[Saved data entries]
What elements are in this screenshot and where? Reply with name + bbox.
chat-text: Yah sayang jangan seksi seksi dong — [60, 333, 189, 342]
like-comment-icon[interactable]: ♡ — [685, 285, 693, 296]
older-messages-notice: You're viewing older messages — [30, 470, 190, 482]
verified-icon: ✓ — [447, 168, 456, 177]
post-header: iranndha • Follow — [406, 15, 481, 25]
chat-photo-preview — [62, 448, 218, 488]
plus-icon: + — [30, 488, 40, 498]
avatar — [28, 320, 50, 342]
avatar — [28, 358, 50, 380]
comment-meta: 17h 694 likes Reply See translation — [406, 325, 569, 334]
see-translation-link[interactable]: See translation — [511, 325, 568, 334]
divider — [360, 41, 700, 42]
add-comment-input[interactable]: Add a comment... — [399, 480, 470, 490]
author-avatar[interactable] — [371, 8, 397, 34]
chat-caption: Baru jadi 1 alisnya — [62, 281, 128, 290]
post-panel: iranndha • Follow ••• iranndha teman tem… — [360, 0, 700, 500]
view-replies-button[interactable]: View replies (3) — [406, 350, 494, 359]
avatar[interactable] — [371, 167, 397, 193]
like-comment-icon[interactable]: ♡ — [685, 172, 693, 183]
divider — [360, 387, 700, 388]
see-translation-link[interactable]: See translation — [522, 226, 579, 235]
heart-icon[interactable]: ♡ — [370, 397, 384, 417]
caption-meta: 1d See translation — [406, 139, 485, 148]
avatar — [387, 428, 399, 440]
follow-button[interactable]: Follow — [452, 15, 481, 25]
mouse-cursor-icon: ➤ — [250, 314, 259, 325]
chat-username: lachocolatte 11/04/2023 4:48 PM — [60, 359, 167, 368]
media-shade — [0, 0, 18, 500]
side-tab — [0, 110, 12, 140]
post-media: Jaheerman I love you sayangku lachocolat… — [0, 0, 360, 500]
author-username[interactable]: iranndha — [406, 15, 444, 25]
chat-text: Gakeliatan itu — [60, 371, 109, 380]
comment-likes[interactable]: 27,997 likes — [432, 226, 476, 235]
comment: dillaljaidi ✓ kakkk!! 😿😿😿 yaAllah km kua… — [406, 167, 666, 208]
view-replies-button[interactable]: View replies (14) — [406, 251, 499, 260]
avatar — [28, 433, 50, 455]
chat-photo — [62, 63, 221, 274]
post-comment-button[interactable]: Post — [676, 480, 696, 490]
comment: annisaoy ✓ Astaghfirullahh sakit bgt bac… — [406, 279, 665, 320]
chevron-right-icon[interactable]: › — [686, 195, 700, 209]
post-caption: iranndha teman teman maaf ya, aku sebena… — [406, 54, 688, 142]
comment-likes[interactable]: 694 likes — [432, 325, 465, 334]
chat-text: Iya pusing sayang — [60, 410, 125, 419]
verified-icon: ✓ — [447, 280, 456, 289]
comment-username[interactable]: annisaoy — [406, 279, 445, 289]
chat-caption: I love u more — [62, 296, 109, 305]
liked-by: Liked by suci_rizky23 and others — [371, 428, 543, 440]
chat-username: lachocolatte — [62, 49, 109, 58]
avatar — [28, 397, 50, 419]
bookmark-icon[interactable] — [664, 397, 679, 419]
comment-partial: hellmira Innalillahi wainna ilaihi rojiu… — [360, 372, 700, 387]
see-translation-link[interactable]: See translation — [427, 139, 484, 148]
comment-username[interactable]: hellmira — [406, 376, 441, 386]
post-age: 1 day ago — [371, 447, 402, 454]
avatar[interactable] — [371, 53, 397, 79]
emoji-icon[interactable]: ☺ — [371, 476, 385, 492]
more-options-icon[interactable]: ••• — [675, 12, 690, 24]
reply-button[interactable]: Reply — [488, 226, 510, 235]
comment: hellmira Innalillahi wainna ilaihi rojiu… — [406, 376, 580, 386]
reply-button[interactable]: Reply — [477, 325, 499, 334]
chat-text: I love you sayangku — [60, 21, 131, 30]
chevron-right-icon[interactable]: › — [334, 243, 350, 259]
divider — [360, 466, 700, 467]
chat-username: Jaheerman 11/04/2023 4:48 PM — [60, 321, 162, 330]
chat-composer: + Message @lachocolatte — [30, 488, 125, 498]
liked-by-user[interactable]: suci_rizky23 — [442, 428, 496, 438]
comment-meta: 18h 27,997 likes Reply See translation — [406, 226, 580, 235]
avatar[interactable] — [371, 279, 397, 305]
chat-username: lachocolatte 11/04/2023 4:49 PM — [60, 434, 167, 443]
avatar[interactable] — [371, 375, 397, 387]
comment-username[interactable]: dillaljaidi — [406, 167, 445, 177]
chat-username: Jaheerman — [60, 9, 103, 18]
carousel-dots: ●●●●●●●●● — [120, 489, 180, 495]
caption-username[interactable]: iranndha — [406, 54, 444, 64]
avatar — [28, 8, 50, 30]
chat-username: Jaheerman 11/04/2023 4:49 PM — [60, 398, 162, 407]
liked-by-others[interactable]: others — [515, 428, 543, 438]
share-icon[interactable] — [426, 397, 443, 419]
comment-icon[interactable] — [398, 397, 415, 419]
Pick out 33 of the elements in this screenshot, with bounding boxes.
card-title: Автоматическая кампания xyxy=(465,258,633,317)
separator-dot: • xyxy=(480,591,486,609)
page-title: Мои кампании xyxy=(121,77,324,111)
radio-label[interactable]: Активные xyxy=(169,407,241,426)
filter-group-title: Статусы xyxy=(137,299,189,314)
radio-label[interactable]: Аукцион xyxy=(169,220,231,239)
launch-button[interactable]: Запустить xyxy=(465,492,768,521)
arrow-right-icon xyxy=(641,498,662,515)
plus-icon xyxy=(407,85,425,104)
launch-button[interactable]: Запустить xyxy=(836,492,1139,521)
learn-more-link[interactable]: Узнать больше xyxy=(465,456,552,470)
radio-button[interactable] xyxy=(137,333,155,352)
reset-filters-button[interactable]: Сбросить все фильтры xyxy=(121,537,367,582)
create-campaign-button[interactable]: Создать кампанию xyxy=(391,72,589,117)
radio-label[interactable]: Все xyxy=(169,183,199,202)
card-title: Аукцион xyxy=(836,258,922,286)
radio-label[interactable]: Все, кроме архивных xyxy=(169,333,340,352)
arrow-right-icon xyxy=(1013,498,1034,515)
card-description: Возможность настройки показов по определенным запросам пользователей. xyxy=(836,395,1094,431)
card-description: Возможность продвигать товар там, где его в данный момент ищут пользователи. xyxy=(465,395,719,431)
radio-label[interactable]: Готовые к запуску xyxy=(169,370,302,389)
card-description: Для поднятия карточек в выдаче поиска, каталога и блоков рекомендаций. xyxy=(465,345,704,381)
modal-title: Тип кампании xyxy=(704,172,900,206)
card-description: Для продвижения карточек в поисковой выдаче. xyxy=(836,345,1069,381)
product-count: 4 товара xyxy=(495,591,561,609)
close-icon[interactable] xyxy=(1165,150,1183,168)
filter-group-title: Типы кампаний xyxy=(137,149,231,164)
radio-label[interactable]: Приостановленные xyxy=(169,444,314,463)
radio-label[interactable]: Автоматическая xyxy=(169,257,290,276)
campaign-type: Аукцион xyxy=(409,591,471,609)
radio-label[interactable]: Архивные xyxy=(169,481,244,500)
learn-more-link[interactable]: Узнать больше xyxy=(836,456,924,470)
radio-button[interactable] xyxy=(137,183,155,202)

Exercise aim → Update the lines of the material from its first line through the line containing "plus-icon: + — [30, 488, 40, 498]" by replacing "chat-photo-preview" with "chat-image-preview". Change nothing else, and give back only those lines.

Task output →
What elements are in this screenshot and where? Reply with name + bbox.
chat-text: Yah sayang jangan seksi seksi dong — [60, 333, 189, 342]
like-comment-icon[interactable]: ♡ — [685, 285, 693, 296]
older-messages-notice: You're viewing older messages — [30, 470, 190, 482]
verified-icon: ✓ — [447, 168, 456, 177]
post-header: iranndha • Follow — [406, 15, 481, 25]
chat-image-preview — [62, 448, 218, 488]
plus-icon: + — [30, 488, 40, 498]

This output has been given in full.